## begin
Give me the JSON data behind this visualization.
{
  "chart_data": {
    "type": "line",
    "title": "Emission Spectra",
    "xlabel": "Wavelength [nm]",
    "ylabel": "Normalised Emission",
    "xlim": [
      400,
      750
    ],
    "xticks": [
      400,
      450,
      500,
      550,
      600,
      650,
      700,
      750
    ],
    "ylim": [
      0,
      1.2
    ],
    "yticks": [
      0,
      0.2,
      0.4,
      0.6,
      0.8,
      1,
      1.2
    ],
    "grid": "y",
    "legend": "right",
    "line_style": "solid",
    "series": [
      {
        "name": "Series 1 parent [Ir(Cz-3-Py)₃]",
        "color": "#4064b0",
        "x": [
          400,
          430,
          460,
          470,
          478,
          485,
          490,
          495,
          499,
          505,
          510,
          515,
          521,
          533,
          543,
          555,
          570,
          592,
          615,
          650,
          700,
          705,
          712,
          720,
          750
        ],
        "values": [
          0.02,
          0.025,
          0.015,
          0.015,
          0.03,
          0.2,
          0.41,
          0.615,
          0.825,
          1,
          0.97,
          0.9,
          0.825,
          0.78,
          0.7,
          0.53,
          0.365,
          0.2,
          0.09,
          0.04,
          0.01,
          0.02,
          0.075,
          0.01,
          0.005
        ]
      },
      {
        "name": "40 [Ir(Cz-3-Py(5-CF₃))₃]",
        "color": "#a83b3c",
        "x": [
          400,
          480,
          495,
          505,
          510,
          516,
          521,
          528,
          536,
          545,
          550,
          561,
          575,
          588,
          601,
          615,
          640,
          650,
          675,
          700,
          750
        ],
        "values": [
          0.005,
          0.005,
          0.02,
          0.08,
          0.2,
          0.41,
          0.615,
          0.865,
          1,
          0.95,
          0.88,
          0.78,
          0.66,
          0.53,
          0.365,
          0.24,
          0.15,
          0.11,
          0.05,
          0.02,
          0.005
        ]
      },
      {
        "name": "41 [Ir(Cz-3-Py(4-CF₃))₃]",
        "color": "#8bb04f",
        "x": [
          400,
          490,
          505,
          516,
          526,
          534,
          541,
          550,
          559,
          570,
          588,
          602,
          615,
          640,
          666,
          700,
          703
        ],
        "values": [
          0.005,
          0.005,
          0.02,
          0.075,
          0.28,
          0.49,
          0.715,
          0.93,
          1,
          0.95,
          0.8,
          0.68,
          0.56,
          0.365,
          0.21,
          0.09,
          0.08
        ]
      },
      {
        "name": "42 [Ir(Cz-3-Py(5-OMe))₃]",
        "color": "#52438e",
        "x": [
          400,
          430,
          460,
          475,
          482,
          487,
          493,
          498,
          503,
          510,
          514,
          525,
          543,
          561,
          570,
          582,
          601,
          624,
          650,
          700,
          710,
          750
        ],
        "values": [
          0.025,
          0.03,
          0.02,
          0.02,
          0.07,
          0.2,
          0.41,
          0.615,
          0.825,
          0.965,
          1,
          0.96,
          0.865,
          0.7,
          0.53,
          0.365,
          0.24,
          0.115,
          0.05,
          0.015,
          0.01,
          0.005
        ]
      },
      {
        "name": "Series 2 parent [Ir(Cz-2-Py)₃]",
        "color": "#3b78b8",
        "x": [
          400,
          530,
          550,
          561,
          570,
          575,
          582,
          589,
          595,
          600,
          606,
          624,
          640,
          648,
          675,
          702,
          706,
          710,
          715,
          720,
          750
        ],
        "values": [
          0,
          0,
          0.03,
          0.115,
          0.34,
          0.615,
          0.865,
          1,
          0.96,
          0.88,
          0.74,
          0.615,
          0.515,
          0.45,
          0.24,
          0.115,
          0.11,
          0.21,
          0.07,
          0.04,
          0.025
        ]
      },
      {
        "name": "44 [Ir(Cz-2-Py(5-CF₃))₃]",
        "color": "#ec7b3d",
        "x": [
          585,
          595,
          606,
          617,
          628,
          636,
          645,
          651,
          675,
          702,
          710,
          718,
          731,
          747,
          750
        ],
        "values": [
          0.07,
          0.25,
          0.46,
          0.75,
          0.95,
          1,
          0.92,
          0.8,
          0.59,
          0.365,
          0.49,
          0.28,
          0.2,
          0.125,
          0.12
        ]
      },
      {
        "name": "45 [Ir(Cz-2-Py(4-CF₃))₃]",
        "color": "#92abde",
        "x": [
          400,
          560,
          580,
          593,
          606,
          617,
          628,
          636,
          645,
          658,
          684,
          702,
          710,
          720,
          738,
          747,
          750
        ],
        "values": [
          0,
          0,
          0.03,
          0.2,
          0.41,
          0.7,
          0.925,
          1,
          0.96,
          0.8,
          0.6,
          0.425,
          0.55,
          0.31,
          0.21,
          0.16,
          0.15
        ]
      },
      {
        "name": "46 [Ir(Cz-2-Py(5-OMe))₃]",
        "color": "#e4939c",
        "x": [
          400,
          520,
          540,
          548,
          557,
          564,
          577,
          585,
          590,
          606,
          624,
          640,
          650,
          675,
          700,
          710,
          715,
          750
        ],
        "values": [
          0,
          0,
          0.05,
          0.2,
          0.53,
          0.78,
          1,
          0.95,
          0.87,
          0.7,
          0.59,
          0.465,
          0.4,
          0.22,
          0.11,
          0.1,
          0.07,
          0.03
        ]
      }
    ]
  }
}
## end
Problem:
Repeat every entry exactly, please.

Task response:
Give me the JSON data behind this visualization.
{
  "chart_data": {
    "type": "line",
    "title": "Emission Spectra",
    "xlabel": "Wavelength [nm]",
    "ylabel": "Normalised Emission",
    "xlim": [
      400,
      750
    ],
    "xticks": [
      400,
      450,
      500,
      550,
      600,
      650,
      700,
      750
    ],
    "ylim": [
      0,
      1.2
    ],
    "yticks": [
      0,
      0.2,
      0.4,
      0.6,
      0.8,
      1,
      1.2
    ],
    "grid": "y",
    "legend": "right",
    "line_style": "solid",
    "series": [
      {
        "name": "Series 1 parent [Ir(Cz-3-Py)₃]",
        "color": "#4064b0",
        "x": [
          400,
          430,
          460,
          470,
          478,
          485,
          490,
          495,
          499,
          505,
          510,
          515,
          521,
          533,
          543,
          555,
          570,
          592,
          615,
          650,
          700,
          705,
          712,
          720,
          750
        ],
        "values": [
          0.02,
          0.025,
          0.015,
          0.015,
          0.03,
          0.2,
          0.41,
          0.615,
          0.825,
          1,
          0.97,
          0.9,
          0.825,
          0.78,
          0.7,
          0.53,
          0.365,
          0.2,
          0.09,
          0.04,
          0.01,
          0.02,
          0.075,
          0.01,
          0.005
        ]
      },
      {
        "name": "40 [Ir(Cz-3-Py(5-CF₃))₃]",
        "color": "#a83b3c",
        "x": [
          400,
          480,
          495,
          505,
          510,
          516,
          521,
          528,
          536,
          545,
          550,
          561,
          575,
          588,
          601,
          615,
          640,
          650,
          675,
          700,
          750
        ],
        "values": [
          0.005,
          0.005,
          0.02,
          0.08,
          0.2,
          0.41,
          0.615,
          0.865,
          1,
          0.95,
          0.88,
          0.78,
          0.66,
          0.53,
          0.365,
          0.24,
          0.15,
          0.11,
          0.05,
          0.02,
          0.005
        ]
      },
      {
        "name": "41 [Ir(Cz-3-Py(4-CF₃))₃]",
        "color": "#8bb04f",
        "x": [
          400,
          490,
          505,
          516,
          526,
          534,
          541,
          550,
          559,
          570,
          588,
          602,
          615,
          640,
          666,
          700,
          703
        ],
        "values": [
          0.005,
          0.005,
          0.02,
          0.075,
          0.28,
          0.49,
          0.715,
          0.93,
          1,
          0.95,
          0.8,
          0.68,
          0.56,
          0.365,
          0.21,
          0.09,
          0.08
        ]
      },
      {
        "name": "42 [Ir(Cz-3-Py(5-OMe))₃]",
        "color": "#52438e",
        "x": [
          400,
          430,
          460,
          475,
          482,
          487,
          493,
          498,
          503,
          510,
          514,
          525,
          543,
          561,
          570,
          582,
          601,
          624,
          650,
          700,
          710,
          750
        ],
        "values": [
          0.025,
          0.03,
          0.02,
          0.02,
          0.07,
          0.2,
          0.41,
          0.615,
          0.825,
          0.965,
          1,
          0.96,
          0.865,
          0.7,
          0.53,
          0.365,
          0.24,
          0.115,
          0.05,
          0.015,
          0.01,
          0.005
        ]
      },
      {
        "name": "Series 2 parent [Ir(Cz-2-Py)₃]",
        "color": "#3b78b8",
        "x": [
          400,
          530,
          550,
          561,
          570,
          575,
          582,
          589,
          595,
          600,
          606,
          624,
          640,
          648,
          675,
          702,
          706,
          710,
          715,
          720,
          750
        ],
        "values": [
          0,
          0,
          0.03,
          0.115,
          0.34,
          0.615,
          0.865,
          1,
          0.96,
          0.88,
          0.74,
          0.615,
          0.515,
          0.45,
          0.24,
          0.115,
          0.11,
          0.21,
          0.07,
          0.04,
          0.025
        ]
      },
      {
        "name": "44 [Ir(Cz-2-Py(5-CF₃))₃]",
        "color": "#ec7b3d",
        "x": [
          585,
          595,
          606,
          617,
          628,
          636,
          645,
          651,
          675,
          702,
          710,
          718,
          731,
          747,
          750
        ],
        "values": [
          0.07,
          0.25,
          0.46,
          0.75,
          0.95,
          1,
          0.92,
          0.8,
          0.59,
          0.365,
          0.49,
          0.28,
          0.2,
          0.125,
          0.12
        ]
      },
      {
        "name": "45 [Ir(Cz-2-Py(4-CF₃))₃]",
        "color": "#92abde",
        "x": [
          400,
          560,
          580,
          593,
          606,
          617,
          628,
          636,
          645,
          658,
          684,
          702,
          710,
          720,
          738,
          747,
          750
        ],
        "values": [
          0,
          0,
          0.03,
          0.2,
          0.41,
          0.7,
          0.925,
          1,
          0.96,
          0.8,
          0.6,
          0.425,
          0.55,
          0.31,
          0.21,
          0.16,
          0.15
        ]
      },
      {
        "name": "46 [Ir(Cz-2-Py(5-OMe))₃]",
        "color": "#e4939c",
        "x": [
          400,
          520,
          540,
          548,
          557,
          564,
          577,
          585,
          590,
          606,
          624,
          640,
          650,
          675,
          700,
          710,
          715,
          750
        ],
        "values": [
          0,
          0,
          0.05,
          0.2,
          0.53,
          0.78,
          1,
          0.95,
          0.87,
          0.7,
          0.59,
          0.465,
          0.4,
          0.22,
          0.11,
          0.1,
          0.07,
          0.03
        ]
      }
    ]
  }
}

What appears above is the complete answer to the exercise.